Directions: From the records below, pull each line that has "name".

Material to process:
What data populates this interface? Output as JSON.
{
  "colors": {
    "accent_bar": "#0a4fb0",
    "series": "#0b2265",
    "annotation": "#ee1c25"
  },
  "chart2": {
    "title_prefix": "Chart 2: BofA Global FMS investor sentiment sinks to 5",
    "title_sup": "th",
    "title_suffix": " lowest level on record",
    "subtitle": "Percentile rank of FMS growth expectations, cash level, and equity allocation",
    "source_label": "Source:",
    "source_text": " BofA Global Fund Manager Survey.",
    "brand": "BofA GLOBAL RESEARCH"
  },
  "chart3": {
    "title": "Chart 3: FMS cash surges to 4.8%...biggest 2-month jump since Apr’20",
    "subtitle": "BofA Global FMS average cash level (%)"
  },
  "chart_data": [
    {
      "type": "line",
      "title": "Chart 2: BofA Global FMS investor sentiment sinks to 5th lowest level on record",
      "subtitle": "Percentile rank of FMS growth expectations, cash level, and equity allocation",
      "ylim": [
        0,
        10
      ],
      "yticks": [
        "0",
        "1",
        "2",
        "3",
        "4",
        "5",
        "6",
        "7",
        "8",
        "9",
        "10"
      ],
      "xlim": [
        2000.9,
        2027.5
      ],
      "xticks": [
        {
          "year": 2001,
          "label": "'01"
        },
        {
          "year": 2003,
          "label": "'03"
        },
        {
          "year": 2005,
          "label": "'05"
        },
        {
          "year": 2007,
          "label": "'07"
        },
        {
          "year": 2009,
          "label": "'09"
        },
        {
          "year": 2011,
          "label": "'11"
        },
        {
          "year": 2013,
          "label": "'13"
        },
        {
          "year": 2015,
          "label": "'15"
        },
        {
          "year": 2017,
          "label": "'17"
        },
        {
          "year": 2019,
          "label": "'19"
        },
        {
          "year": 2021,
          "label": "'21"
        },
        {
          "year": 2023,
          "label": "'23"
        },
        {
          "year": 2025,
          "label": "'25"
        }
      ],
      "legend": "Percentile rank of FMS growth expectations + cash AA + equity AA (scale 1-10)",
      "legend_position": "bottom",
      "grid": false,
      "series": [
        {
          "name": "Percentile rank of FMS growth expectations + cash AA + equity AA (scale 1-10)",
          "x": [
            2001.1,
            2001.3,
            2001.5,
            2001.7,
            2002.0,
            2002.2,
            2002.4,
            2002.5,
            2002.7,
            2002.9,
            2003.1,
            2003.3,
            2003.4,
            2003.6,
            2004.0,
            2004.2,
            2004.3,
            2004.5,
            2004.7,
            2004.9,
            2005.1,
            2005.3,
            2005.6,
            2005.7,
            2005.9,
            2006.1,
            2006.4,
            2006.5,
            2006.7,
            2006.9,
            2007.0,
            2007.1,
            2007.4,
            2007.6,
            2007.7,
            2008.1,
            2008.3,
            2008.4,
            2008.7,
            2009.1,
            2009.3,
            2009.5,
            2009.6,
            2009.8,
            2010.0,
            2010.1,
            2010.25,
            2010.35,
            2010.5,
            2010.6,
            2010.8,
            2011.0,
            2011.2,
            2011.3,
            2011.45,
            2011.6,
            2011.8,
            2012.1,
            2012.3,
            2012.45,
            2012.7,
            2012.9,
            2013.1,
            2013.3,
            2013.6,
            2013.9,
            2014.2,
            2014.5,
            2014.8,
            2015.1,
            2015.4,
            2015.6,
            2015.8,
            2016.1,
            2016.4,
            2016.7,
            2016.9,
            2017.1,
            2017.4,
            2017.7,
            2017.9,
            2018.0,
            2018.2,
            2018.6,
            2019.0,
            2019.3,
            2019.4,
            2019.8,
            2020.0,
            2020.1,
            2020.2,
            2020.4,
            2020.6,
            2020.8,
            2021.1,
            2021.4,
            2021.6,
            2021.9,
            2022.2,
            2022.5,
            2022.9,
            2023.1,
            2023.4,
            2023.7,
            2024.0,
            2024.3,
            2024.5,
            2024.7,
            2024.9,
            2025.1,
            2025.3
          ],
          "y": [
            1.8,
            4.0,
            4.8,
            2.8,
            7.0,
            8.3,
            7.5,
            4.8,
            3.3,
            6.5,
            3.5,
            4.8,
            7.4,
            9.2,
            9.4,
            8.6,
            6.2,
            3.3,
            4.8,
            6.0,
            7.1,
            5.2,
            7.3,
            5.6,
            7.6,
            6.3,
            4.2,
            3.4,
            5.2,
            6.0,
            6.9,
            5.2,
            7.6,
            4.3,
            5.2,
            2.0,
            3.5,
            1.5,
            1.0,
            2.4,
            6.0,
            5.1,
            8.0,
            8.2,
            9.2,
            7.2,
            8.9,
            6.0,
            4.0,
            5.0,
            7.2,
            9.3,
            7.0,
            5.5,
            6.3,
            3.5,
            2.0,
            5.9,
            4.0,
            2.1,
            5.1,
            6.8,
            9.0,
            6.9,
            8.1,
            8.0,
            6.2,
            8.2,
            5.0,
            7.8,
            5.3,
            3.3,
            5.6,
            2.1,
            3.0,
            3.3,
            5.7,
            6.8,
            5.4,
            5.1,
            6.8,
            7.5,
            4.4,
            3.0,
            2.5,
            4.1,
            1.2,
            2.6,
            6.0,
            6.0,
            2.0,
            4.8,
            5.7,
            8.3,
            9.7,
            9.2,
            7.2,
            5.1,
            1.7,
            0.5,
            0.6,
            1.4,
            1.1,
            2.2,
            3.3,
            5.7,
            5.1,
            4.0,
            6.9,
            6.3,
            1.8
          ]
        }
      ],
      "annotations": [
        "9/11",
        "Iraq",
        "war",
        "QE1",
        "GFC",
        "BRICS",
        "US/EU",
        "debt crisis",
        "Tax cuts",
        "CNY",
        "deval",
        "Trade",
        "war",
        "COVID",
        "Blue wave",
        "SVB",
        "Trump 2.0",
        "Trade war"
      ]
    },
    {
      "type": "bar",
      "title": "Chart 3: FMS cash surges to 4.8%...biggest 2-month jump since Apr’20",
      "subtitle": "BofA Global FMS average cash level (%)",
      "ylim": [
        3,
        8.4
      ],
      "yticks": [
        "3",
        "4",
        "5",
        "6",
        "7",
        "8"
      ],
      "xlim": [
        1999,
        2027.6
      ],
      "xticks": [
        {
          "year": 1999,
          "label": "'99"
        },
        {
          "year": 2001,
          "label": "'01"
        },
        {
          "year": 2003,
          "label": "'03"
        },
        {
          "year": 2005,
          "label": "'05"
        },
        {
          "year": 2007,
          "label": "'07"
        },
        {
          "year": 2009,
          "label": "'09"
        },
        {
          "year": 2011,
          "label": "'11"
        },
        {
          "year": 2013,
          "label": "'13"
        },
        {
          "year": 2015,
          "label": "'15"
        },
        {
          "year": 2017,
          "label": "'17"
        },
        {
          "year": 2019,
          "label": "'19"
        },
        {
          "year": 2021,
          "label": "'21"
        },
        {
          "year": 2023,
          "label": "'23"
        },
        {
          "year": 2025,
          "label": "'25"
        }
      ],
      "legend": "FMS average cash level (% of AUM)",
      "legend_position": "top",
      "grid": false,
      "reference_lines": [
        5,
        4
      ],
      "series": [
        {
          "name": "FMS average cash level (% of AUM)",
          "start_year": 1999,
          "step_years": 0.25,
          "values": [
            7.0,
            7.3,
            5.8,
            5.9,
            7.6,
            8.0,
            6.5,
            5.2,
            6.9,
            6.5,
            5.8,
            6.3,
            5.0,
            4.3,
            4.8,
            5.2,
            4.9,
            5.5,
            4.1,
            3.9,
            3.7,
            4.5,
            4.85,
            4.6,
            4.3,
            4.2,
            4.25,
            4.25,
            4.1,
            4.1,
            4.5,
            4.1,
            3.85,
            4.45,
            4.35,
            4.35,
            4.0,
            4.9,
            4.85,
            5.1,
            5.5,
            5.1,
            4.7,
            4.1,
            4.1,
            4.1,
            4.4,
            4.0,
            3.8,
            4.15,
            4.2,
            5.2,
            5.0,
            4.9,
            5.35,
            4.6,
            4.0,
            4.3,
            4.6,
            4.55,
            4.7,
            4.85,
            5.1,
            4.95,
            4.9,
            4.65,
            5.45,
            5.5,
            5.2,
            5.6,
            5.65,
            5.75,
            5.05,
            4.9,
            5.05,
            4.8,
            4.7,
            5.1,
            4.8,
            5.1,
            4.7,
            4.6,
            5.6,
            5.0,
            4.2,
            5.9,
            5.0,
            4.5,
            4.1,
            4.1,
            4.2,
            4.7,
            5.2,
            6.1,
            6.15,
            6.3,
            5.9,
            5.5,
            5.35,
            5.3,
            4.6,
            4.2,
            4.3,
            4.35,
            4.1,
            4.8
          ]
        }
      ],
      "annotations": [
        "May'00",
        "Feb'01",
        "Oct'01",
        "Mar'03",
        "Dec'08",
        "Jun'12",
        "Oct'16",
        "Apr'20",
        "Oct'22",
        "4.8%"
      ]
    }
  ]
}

Answer to this exercise:
          "name": "Percentile rank of FMS growth expectations + cash AA + equity AA (scale 1-10)",
          "name": "FMS average cash level (% of AUM)",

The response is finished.